● Exercise
Print all the data, keeping every line exactly as it is.

-- Begin --

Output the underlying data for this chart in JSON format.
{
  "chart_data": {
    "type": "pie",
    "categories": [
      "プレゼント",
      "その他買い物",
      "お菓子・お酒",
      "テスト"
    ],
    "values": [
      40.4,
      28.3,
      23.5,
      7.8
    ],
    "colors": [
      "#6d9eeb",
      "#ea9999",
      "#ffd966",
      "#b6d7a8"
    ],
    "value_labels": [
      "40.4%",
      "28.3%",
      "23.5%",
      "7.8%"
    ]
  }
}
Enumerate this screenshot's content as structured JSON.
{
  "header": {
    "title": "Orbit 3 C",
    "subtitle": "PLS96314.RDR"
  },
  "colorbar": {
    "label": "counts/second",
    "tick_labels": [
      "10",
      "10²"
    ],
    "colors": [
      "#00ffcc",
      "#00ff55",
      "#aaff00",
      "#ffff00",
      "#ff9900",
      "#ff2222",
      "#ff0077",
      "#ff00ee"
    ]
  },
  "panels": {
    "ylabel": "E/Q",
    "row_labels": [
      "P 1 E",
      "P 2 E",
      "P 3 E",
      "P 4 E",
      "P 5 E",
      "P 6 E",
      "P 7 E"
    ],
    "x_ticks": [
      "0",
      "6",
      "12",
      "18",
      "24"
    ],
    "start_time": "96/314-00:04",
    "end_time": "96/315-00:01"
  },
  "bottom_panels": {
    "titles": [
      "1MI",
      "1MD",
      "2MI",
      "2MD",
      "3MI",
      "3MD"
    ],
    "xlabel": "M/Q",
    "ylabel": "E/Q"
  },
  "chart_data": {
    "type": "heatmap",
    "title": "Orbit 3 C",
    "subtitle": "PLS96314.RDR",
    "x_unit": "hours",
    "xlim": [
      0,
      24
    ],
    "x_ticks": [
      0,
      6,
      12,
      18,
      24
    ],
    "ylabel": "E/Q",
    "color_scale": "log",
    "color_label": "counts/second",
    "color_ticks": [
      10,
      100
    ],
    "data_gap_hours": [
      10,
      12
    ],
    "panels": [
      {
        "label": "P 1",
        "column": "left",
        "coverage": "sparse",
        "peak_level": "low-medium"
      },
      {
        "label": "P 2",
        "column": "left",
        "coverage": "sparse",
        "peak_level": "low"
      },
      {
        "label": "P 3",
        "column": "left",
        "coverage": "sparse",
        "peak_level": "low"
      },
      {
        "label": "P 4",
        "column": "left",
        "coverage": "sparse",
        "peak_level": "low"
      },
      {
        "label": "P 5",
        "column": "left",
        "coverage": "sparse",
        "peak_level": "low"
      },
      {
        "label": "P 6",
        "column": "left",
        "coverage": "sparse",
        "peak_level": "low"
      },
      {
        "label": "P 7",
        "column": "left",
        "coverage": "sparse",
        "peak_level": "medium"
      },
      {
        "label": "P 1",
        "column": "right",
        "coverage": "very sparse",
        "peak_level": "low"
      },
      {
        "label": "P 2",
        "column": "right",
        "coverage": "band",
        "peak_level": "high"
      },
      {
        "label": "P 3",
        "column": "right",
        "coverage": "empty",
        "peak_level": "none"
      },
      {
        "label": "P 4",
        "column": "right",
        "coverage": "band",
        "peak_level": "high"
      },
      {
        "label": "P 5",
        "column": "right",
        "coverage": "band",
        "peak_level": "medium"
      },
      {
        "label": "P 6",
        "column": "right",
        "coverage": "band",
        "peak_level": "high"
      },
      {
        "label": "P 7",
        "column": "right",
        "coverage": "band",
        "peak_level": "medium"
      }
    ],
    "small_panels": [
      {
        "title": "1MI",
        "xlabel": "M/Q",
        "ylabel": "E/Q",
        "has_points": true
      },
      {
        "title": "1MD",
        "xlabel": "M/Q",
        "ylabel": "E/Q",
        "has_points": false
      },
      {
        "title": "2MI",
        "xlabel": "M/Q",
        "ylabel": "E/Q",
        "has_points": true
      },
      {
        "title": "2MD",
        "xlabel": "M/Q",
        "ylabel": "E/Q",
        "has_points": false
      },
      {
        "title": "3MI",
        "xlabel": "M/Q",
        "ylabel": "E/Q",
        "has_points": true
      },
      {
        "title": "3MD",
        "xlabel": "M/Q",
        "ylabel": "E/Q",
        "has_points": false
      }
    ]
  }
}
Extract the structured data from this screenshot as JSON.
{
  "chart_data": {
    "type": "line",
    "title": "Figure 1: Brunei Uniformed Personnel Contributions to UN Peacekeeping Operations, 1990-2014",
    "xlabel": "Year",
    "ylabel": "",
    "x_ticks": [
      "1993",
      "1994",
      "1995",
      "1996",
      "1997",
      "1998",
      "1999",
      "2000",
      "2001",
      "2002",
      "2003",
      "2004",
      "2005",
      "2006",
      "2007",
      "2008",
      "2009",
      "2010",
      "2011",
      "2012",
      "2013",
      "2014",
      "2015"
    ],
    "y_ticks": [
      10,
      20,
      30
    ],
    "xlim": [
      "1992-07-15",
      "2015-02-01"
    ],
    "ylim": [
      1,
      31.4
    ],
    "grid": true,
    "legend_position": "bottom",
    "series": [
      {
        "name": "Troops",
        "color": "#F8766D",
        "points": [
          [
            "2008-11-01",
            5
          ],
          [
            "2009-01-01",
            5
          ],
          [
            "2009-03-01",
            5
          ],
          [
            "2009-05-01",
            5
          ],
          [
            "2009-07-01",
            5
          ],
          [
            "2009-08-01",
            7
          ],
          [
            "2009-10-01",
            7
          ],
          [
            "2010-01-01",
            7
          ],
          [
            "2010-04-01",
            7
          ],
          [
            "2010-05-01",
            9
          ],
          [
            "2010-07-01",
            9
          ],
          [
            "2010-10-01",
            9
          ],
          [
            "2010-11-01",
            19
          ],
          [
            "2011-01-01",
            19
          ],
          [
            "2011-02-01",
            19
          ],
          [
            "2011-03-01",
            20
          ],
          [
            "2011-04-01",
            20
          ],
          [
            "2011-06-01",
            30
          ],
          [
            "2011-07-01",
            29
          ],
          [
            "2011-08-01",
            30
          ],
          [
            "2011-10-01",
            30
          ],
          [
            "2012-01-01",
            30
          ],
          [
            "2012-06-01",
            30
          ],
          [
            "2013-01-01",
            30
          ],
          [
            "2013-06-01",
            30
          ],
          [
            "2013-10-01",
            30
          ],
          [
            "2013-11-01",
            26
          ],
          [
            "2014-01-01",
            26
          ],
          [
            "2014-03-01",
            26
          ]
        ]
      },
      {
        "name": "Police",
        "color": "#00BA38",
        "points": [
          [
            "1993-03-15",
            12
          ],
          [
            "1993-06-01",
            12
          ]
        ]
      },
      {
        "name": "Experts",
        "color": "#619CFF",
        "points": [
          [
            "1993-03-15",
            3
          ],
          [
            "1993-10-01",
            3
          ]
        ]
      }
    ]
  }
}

-- End --

● Response to the task
Output the underlying data for this chart in JSON format.
{
  "chart_data": {
    "type": "pie",
    "categories": [
      "プレゼント",
      "その他買い物",
      "お菓子・お酒",
      "テスト"
    ],
    "values": [
      40.4,
      28.3,
      23.5,
      7.8
    ],
    "colors": [
      "#6d9eeb",
      "#ea9999",
      "#ffd966",
      "#b6d7a8"
    ],
    "value_labels": [
      "40.4%",
      "28.3%",
      "23.5%",
      "7.8%"
    ]
  }
}
Enumerate this screenshot's content as structured JSON.
{
  "header": {
    "title": "Orbit 3 C",
    "subtitle": "PLS96314.RDR"
  },
  "colorbar": {
    "label": "counts/second",
    "tick_labels": [
      "10",
      "10²"
    ],
    "colors": [
      "#00ffcc",
      "#00ff55",
      "#aaff00",
      "#ffff00",
      "#ff9900",
      "#ff2222",
      "#ff0077",
      "#ff00ee"
    ]
  },
  "panels": {
    "ylabel": "E/Q",
    "row_labels": [
      "P 1 E",
      "P 2 E",
      "P 3 E",
      "P 4 E",
      "P 5 E",
      "P 6 E",
      "P 7 E"
    ],
    "x_ticks": [
      "0",
      "6",
      "12",
      "18",
      "24"
    ],
    "start_time": "96/314-00:04",
    "end_time": "96/315-00:01"
  },
  "bottom_panels": {
    "titles": [
      "1MI",
      "1MD",
      "2MI",
      "2MD",
      "3MI",
      "3MD"
    ],
    "xlabel": "M/Q",
    "ylabel": "E/Q"
  },
  "chart_data": {
    "type": "heatmap",
    "title": "Orbit 3 C",
    "subtitle": "PLS96314.RDR",
    "x_unit": "hours",
    "xlim": [
      0,
      24
    ],
    "x_ticks": [
      0,
      6,
      12,
      18,
      24
    ],
    "ylabel": "E/Q",
    "color_scale": "log",
    "color_label": "counts/second",
    "color_ticks": [
      10,
      100
    ],
    "data_gap_hours": [
      10,
      12
    ],
    "panels": [
      {
        "label": "P 1",
        "column": "left",
        "coverage": "sparse",
        "peak_level": "low-medium"
      },
      {
        "label": "P 2",
        "column": "left",
        "coverage": "sparse",
        "peak_level": "low"
      },
      {
        "label": "P 3",
        "column": "left",
        "coverage": "sparse",
        "peak_level": "low"
      },
      {
        "label": "P 4",
        "column": "left",
        "coverage": "sparse",
        "peak_level": "low"
      },
      {
        "label": "P 5",
        "column": "left",
        "coverage": "sparse",
        "peak_level": "low"
      },
      {
        "label": "P 6",
        "column": "left",
        "coverage": "sparse",
        "peak_level": "low"
      },
      {
        "label": "P 7",
        "column": "left",
        "coverage": "sparse",
        "peak_level": "medium"
      },
      {
        "label": "P 1",
        "column": "right",
        "coverage": "very sparse",
        "peak_level": "low"
      },
      {
        "label": "P 2",
        "column": "right",
        "coverage": "band",
        "peak_level": "high"
      },
      {
        "label": "P 3",
        "column": "right",
        "coverage": "empty",
        "peak_level": "none"
      },
      {
        "label": "P 4",
        "column": "right",
        "coverage": "band",
        "peak_level": "high"
      },
      {
        "label": "P 5",
        "column": "right",
        "coverage": "band",
        "peak_level": "medium"
      },
      {
        "label": "P 6",
        "column": "right",
        "coverage": "band",
        "peak_level": "high"
      },
      {
        "label": "P 7",
        "column": "right",
        "coverage": "band",
        "peak_level": "medium"
      }
    ],
    "small_panels": [
      {
        "title": "1MI",
        "xlabel": "M/Q",
        "ylabel": "E/Q",
        "has_points": true
      },
      {
        "title": "1MD",
        "xlabel": "M/Q",
        "ylabel": "E/Q",
        "has_points": false
      },
      {
        "title": "2MI",
        "xlabel": "M/Q",
        "ylabel": "E/Q",
        "has_points": true
      },
      {
        "title": "2MD",
        "xlabel": "M/Q",
        "ylabel": "E/Q",
        "has_points": false
      },
      {
        "title": "3MI",
        "xlabel": "M/Q",
        "ylabel": "E/Q",
        "has_points": true
      },
      {
        "title": "3MD",
        "xlabel": "M/Q",
        "ylabel": "E/Q",
        "has_points": false
      }
    ]
  }
}
Extract the structured data from this screenshot as JSON.
{
  "chart_data": {
    "type": "line",
    "title": "Figure 1: Brunei Uniformed Personnel Contributions to UN Peacekeeping Operations, 1990-2014",
    "xlabel": "Year",
    "ylabel": "",
    "x_ticks": [
      "1993",
      "1994",
      "1995",
      "1996",
      "1997",
      "1998",
      "1999",
      "2000",
      "2001",
      "2002",
      "2003",
      "2004",
      "2005",
      "2006",
      "2007",
      "2008",
      "2009",
      "2010",
      "2011",
      "2012",
      "2013",
      "2014",
      "2015"
    ],
    "y_ticks": [
      10,
      20,
      30
    ],
    "xlim": [
      "1992-07-15",
      "2015-02-01"
    ],
    "ylim": [
      1,
      31.4
    ],
    "grid": true,
    "legend_position": "bottom",
    "series": [
      {
        "name": "Troops",
        "color": "#F8766D",
        "points": [
          [
            "2008-11-01",
            5
          ],
          [
            "2009-01-01",
            5
          ],
          [
            "2009-03-01",
            5
          ],
          [
            "2009-05-01",
            5
          ],
          [
            "2009-07-01",
            5
          ],
          [
            "2009-08-01",
            7
          ],
          [
            "2009-10-01",
            7
          ],
          [
            "2010-01-01",
            7
          ],
          [
            "2010-04-01",
            7
          ],
          [
            "2010-05-01",
            9
          ],
          [
            "2010-07-01",
            9
          ],
          [
            "2010-10-01",
            9
          ],
          [
            "2010-11-01",
            19
          ],
          [
            "2011-01-01",
            19
          ],
          [
            "2011-02-01",
            19
          ],
          [
            "2011-03-01",
            20
          ],
          [
            "2011-04-01",
            20
          ],
          [
            "2011-06-01",
            30
          ],
          [
            "2011-07-01",
            29
          ],
          [
            "2011-08-01",
            30
          ],
          [
            "2011-10-01",
            30
          ],
          [
            "2012-01-01",
            30
          ],
          [
            "2012-06-01",
            30
          ],
          [
            "2013-01-01",
            30
          ],
          [
            "2013-06-01",
            30
          ],
          [
            "2013-10-01",
            30
          ],
          [
            "2013-11-01",
            26
          ],
          [
            "2014-01-01",
            26
          ],
          [
            "2014-03-01",
            26
          ]
        ]
      },
      {
        "name": "Police",
        "color": "#00BA38",
        "points": [
          [
            "1993-03-15",
            12
          ],
          [
            "1993-06-01",
            12
          ]
        ]
      },
      {
        "name": "Experts",
        "color": "#619CFF",
        "points": [
          [
            "1993-03-15",
            3
          ],
          [
            "1993-10-01",
            3
          ]
        ]
      }
    ]
  }
}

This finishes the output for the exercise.